Wherever the string "this" appears in the listing, copy that line.
* START Data rows *
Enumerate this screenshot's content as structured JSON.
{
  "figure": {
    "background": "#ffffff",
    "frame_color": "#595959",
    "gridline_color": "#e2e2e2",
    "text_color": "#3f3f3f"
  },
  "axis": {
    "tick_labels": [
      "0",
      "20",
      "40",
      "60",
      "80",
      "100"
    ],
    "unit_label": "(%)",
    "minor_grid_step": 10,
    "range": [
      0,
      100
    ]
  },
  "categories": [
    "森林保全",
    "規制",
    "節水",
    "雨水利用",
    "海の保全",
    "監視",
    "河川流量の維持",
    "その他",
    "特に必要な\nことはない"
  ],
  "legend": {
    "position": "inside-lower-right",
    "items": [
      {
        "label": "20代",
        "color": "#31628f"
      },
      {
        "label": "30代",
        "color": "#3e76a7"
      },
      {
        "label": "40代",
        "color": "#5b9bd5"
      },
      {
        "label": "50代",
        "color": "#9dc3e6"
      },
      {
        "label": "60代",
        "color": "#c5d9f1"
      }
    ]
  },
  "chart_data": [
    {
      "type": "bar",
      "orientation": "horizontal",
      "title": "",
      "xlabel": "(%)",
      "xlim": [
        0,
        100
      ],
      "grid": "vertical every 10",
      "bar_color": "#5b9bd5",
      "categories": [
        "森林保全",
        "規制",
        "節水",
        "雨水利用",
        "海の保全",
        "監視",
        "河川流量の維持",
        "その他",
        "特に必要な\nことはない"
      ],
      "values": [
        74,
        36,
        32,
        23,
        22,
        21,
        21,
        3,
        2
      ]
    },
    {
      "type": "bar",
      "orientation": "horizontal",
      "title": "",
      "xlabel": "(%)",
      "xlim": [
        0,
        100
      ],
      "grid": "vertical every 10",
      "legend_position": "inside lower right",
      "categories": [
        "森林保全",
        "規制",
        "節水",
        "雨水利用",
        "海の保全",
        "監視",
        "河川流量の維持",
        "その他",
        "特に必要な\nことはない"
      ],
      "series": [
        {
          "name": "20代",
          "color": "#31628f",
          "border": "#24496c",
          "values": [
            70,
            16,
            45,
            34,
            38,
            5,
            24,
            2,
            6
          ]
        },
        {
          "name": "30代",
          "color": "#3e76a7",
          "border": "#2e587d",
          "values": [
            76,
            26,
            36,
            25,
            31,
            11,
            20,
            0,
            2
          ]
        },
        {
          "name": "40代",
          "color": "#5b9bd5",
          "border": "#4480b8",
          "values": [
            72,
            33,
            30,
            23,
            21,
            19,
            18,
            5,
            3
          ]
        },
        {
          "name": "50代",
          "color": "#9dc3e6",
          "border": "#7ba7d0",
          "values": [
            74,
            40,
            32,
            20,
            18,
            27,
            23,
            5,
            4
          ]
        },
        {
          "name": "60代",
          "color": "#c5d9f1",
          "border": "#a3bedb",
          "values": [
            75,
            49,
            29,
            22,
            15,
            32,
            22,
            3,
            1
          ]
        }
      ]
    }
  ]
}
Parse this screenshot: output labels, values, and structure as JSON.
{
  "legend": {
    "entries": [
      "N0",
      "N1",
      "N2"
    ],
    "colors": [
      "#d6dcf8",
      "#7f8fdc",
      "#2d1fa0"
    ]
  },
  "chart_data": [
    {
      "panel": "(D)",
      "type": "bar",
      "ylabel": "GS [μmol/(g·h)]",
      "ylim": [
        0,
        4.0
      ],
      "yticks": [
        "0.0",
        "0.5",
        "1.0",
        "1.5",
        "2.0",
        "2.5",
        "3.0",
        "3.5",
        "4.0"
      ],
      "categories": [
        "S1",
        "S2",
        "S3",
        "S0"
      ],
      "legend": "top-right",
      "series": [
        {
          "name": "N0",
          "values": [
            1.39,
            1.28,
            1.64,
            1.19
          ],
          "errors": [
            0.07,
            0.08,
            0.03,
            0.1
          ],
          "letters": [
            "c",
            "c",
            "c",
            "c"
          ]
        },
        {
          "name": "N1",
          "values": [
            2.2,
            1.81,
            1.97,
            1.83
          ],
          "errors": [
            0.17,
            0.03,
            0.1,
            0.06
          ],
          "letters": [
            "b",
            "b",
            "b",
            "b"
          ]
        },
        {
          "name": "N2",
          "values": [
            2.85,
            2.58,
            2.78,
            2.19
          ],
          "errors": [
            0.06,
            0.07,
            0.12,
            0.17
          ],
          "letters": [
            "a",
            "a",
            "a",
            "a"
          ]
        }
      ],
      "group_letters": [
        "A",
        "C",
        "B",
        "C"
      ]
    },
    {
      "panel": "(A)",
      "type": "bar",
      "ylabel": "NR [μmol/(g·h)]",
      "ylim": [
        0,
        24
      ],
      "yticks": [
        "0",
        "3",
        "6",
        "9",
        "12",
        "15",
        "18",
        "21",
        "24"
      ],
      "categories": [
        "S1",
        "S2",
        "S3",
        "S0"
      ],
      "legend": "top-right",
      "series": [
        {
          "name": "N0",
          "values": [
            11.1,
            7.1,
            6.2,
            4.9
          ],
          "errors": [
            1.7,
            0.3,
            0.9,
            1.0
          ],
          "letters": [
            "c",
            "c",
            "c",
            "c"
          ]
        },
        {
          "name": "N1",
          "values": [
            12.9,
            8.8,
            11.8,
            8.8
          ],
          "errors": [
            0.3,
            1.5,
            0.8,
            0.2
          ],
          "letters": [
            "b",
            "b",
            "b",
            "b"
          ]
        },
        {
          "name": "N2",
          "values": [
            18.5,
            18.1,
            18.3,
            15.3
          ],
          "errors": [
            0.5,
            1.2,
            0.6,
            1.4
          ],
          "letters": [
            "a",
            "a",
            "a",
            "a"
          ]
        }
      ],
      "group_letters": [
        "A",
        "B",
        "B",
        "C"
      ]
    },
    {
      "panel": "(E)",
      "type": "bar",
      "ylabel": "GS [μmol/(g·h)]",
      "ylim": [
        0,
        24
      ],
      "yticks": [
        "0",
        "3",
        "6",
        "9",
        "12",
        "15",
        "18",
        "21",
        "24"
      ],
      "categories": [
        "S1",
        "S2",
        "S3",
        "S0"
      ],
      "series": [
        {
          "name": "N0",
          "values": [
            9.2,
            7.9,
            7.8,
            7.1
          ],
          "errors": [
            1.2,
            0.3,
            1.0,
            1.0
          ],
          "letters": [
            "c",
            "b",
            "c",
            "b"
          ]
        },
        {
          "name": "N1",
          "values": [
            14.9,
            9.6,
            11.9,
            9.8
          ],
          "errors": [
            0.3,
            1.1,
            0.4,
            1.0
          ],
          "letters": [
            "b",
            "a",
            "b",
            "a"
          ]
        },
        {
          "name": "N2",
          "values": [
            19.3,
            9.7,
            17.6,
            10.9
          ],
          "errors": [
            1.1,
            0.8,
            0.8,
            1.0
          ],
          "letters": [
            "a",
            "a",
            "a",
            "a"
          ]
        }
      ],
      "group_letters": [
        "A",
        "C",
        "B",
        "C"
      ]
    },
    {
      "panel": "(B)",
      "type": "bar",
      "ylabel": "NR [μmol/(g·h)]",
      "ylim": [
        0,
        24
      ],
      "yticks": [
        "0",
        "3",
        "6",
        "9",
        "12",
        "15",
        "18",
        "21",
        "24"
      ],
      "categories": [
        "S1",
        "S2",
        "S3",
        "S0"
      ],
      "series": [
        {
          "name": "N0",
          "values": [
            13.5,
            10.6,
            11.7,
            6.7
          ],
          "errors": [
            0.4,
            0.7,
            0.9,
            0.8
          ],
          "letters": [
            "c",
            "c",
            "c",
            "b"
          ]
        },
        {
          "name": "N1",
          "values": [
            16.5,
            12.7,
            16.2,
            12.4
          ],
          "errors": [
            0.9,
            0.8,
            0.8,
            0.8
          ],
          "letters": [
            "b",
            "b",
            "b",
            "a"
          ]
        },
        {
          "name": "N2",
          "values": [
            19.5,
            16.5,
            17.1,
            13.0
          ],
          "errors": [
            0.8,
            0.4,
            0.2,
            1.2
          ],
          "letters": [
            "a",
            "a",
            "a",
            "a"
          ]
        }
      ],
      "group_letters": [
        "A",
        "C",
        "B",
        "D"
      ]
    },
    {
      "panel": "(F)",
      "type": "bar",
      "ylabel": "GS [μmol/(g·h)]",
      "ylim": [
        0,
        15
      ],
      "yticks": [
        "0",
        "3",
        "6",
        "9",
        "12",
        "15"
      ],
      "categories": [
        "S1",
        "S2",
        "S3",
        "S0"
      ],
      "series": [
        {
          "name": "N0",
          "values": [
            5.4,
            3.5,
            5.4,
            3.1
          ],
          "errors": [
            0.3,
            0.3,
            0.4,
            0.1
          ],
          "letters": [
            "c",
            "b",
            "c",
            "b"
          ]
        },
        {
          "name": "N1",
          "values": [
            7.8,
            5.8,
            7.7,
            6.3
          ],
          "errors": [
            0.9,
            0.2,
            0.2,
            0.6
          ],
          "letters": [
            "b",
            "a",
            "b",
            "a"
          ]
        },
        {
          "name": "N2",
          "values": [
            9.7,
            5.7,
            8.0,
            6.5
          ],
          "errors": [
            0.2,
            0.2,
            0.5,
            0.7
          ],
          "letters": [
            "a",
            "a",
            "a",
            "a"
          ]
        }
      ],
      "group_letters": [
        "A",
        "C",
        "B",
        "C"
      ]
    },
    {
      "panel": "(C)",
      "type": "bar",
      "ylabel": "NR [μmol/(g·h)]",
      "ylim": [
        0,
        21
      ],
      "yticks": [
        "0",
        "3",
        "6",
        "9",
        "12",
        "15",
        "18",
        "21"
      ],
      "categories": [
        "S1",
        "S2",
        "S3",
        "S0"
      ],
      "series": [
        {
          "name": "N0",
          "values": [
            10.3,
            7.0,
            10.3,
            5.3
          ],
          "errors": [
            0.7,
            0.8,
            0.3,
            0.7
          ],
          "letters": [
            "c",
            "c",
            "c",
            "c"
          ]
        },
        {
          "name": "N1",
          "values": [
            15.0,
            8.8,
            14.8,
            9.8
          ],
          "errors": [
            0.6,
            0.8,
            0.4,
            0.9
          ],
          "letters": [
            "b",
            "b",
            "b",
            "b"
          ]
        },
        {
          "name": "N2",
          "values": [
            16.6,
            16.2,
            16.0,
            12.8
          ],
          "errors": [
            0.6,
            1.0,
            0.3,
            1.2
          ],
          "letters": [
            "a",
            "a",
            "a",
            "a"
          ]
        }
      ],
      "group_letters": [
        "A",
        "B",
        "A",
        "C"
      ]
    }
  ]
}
* END Data rows *
**Written response:**
Enumerate this screenshot's content as structured JSON.
Parse this screenshot: output labels, values, and structure as JSON.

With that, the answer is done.